*EXERCISE BRIEF:*
Scan the data below. Pull out each line where "thuyết" occurs.

*WORKING DATA:*
------------

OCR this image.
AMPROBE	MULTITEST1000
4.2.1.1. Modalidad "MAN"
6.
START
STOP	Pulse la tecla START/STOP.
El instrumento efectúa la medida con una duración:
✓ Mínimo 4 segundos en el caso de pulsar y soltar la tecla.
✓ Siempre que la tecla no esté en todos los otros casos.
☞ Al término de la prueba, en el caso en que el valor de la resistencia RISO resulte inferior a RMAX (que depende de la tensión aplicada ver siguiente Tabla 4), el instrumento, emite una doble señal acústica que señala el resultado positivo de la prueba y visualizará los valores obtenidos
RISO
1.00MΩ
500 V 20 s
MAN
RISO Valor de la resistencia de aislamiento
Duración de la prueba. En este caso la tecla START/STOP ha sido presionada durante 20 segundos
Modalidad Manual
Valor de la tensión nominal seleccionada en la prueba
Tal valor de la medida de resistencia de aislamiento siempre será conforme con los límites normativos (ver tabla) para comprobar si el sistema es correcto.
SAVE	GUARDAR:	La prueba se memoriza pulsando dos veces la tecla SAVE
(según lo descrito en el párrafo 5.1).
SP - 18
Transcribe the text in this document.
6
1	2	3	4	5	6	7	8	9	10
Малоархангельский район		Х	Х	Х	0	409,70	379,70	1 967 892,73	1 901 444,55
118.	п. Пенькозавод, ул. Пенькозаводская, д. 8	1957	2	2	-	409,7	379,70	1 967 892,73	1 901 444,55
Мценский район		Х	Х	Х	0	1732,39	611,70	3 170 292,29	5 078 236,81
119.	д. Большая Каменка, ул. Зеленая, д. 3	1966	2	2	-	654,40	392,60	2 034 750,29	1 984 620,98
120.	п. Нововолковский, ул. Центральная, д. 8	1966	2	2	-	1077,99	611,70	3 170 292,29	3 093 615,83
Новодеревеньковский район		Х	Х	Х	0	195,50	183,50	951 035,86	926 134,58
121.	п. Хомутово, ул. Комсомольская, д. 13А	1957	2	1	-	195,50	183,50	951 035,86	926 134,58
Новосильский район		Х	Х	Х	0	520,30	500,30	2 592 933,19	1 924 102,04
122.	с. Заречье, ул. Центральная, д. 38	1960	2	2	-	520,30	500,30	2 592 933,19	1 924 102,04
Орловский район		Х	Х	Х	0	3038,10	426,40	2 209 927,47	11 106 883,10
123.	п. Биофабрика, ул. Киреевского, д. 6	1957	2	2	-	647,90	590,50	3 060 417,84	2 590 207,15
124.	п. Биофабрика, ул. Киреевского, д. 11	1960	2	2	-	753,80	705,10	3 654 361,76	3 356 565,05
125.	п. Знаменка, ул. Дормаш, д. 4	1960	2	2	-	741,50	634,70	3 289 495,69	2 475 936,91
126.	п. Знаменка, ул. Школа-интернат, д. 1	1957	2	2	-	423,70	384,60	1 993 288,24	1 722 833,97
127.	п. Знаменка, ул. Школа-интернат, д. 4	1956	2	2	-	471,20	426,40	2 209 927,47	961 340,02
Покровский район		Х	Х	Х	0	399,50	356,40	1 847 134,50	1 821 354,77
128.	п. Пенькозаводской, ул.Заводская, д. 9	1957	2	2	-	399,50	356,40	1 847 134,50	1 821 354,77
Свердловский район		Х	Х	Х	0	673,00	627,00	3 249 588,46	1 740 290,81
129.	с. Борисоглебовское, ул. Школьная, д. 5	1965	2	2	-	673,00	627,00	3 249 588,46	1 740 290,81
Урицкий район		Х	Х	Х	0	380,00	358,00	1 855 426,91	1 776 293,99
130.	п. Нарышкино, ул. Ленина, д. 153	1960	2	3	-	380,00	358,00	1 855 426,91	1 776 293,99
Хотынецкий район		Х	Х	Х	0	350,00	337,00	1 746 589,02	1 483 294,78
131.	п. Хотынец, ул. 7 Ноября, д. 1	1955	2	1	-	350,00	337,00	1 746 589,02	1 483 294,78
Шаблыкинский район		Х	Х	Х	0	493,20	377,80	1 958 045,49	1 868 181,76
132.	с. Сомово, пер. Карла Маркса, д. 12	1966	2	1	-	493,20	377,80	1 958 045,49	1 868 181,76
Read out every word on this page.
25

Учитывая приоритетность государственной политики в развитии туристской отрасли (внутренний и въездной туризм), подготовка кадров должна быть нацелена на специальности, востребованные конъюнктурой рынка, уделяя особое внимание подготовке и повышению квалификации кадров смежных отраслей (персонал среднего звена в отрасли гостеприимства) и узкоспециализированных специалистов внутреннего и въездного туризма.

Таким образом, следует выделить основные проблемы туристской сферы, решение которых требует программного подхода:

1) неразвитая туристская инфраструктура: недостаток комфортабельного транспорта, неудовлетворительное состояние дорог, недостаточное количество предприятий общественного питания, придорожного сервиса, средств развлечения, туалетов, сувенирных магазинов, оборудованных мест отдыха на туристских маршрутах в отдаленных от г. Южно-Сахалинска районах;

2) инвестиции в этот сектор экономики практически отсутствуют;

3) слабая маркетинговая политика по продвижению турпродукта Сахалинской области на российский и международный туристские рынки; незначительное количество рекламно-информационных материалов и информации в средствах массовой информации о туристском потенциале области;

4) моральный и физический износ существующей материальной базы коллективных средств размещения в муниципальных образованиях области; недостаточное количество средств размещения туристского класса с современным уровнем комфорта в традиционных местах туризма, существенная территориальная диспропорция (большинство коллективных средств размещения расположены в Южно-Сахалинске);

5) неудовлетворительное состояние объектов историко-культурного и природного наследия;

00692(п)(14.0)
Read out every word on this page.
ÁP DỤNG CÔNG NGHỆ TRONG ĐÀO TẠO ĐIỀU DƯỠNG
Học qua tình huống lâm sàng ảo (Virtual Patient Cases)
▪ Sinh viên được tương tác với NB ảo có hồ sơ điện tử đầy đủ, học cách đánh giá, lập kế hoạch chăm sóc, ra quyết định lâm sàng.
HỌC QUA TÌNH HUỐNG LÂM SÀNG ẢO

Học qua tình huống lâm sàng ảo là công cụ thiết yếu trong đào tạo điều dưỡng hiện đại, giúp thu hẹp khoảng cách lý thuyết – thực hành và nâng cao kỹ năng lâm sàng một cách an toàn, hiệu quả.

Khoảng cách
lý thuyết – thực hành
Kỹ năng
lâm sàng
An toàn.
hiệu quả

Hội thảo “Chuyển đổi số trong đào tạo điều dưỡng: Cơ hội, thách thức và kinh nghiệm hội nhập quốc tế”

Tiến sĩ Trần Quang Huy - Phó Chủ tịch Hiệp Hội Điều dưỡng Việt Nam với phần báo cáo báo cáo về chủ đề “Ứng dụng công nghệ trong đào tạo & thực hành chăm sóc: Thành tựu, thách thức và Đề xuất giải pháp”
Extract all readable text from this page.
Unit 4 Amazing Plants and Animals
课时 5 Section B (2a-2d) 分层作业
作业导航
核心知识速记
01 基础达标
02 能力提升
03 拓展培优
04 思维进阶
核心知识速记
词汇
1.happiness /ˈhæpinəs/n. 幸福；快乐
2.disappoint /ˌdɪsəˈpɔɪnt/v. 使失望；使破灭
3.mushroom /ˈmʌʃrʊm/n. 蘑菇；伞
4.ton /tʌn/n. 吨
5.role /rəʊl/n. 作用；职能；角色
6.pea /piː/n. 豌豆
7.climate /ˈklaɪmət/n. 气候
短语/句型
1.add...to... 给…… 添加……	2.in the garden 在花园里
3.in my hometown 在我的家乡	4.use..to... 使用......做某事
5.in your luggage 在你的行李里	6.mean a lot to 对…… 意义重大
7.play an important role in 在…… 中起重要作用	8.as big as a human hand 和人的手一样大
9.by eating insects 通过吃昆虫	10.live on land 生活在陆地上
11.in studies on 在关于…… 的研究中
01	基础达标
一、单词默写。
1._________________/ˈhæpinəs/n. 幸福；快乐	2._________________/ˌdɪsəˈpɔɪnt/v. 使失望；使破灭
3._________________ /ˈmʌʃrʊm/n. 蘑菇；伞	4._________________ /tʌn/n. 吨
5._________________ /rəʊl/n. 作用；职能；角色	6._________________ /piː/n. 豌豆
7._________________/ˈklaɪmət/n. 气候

------------

*EXERCISE ANSWER:*
Học qua tình huống lâm sàng ảo là công cụ thiết yếu trong đào tạo điều dưỡng hiện đại, giúp thu hẹp khoảng cách lý thuyết – thực hành và nâng cao kỹ năng lâm sàng một cách an toàn, hiệu quả.
lý thuyết – thực hành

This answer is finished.